- Listed entries
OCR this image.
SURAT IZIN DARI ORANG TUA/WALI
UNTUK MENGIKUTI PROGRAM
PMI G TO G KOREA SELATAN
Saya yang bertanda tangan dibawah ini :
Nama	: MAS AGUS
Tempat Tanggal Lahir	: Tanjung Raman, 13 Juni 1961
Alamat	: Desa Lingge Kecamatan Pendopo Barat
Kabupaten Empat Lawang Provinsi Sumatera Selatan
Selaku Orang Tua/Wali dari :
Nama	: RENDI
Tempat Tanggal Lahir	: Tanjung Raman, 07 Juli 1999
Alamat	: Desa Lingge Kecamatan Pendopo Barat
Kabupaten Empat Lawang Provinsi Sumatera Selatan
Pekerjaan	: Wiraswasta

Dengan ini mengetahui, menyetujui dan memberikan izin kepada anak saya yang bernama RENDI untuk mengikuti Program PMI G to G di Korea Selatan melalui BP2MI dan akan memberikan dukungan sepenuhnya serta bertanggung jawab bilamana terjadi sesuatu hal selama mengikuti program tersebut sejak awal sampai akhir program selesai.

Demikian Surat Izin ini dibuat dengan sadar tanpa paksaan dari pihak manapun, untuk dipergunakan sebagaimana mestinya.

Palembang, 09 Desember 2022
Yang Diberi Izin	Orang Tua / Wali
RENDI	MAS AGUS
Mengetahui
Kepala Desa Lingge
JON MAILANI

- Requirements
Could you quote the material above in full, exactly as it stands?

- Result for this task
OCR this image.
SURAT IZIN DARI ORANG TUA/WALI
UNTUK MENGIKUTI PROGRAM
PMI G TO G KOREA SELATAN
Saya yang bertanda tangan dibawah ini :
Nama	: MAS AGUS
Tempat Tanggal Lahir	: Tanjung Raman, 13 Juni 1961
Alamat	: Desa Lingge Kecamatan Pendopo Barat
Kabupaten Empat Lawang Provinsi Sumatera Selatan
Selaku Orang Tua/Wali dari :
Nama	: RENDI
Tempat Tanggal Lahir	: Tanjung Raman, 07 Juli 1999
Alamat	: Desa Lingge Kecamatan Pendopo Barat
Kabupaten Empat Lawang Provinsi Sumatera Selatan
Pekerjaan	: Wiraswasta

Dengan ini mengetahui, menyetujui dan memberikan izin kepada anak saya yang bernama RENDI untuk mengikuti Program PMI G to G di Korea Selatan melalui BP2MI dan akan memberikan dukungan sepenuhnya serta bertanggung jawab bilamana terjadi sesuatu hal selama mengikuti program tersebut sejak awal sampai akhir program selesai.

Demikian Surat Izin ini dibuat dengan sadar tanpa paksaan dari pihak manapun, untuk dipergunakan sebagaimana mestinya.

Palembang, 09 Desember 2022
Yang Diberi Izin	Orang Tua / Wali
RENDI	MAS AGUS
Mengetahui
Kepala Desa Lingge
JON MAILANI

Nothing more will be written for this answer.